%%

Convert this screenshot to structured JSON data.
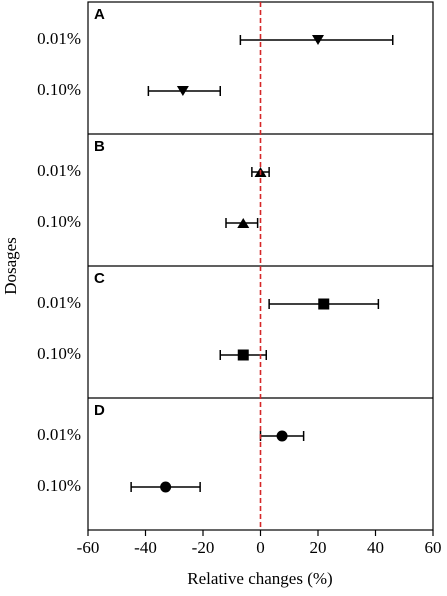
{
  "chart_data": {
    "type": "forest",
    "xlabel": "Relative changes (%)",
    "ylabel": "Dosages",
    "xlim": [
      -60,
      60
    ],
    "xticks": [
      -60,
      -40,
      -20,
      0,
      20,
      40,
      60
    ],
    "refline": 0,
    "refline_color": "#d62728",
    "color": "#000000",
    "categories": [
      "0.01%",
      "0.10%"
    ],
    "panels": [
      {
        "label": "A",
        "marker": "triangle-down",
        "values": [
          20,
          -27
        ],
        "low": [
          -7,
          -39
        ],
        "high": [
          46,
          -14
        ]
      },
      {
        "label": "B",
        "marker": "triangle-up",
        "values": [
          0,
          -6
        ],
        "low": [
          -3,
          -12
        ],
        "high": [
          3,
          -1
        ]
      },
      {
        "label": "C",
        "marker": "square",
        "values": [
          22,
          -6
        ],
        "low": [
          3,
          -14
        ],
        "high": [
          41,
          2
        ]
      },
      {
        "label": "D",
        "marker": "circle",
        "values": [
          7.5,
          -33
        ],
        "low": [
          0,
          -45
        ],
        "high": [
          15,
          -21
        ]
      }
    ]
  }
}
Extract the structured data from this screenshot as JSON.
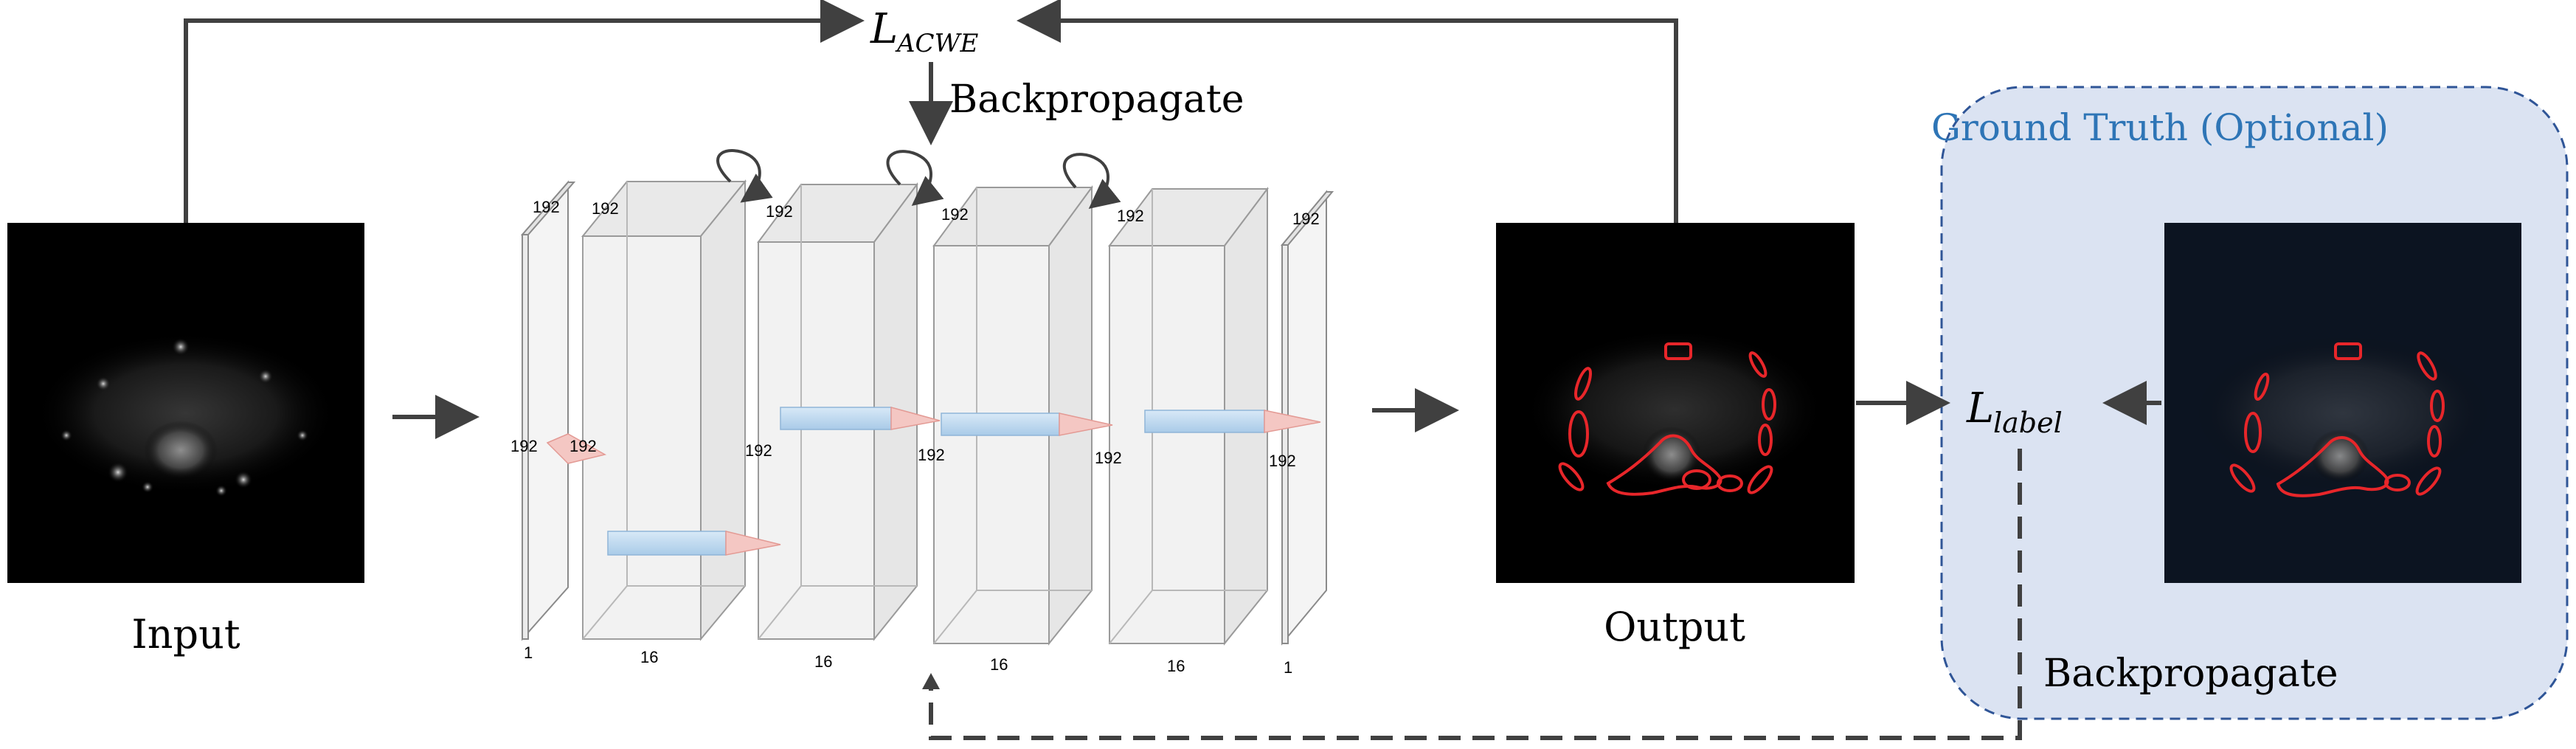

%%

Copy the material above exactly and drop the pictures.

Convert this screenshot to structured JSON data.
{
  "chart_data": {
    "type": "forest",
    "xlabel": "Relative changes (%)",
    "ylabel": "Dosages",
    "xlim": [
      -60,
      60
    ],
    "xticks": [
      -60,
      -40,
      -20,
      0,
      20,
      40,
      60
    ],
    "refline": 0,
    "refline_color": "#d62728",
    "color": "#000000",
    "categories": [
      "0.01%",
      "0.10%"
    ],
    "panels": [
      {
        "label": "A",
        "marker": "triangle-down",
        "values": [
          20,
          -27
        ],
        "low": [
          -7,
          -39
        ],
        "high": [
          46,
          -14
        ]
      },
      {
        "label": "B",
        "marker": "triangle-up",
        "values": [
          0,
          -6
        ],
        "low": [
          -3,
          -12
        ],
        "high": [
          3,
          -1
        ]
      },
      {
        "label": "C",
        "marker": "square",
        "values": [
          22,
          -6
        ],
        "low": [
          3,
          -14
        ],
        "high": [
          41,
          2
        ]
      },
      {
        "label": "D",
        "marker": "circle",
        "values": [
          7.5,
          -33
        ],
        "low": [
          0,
          -45
        ],
        "high": [
          15,
          -21
        ]
      }
    ]
  }
}
Extract the structured data from this screenshot as JSON.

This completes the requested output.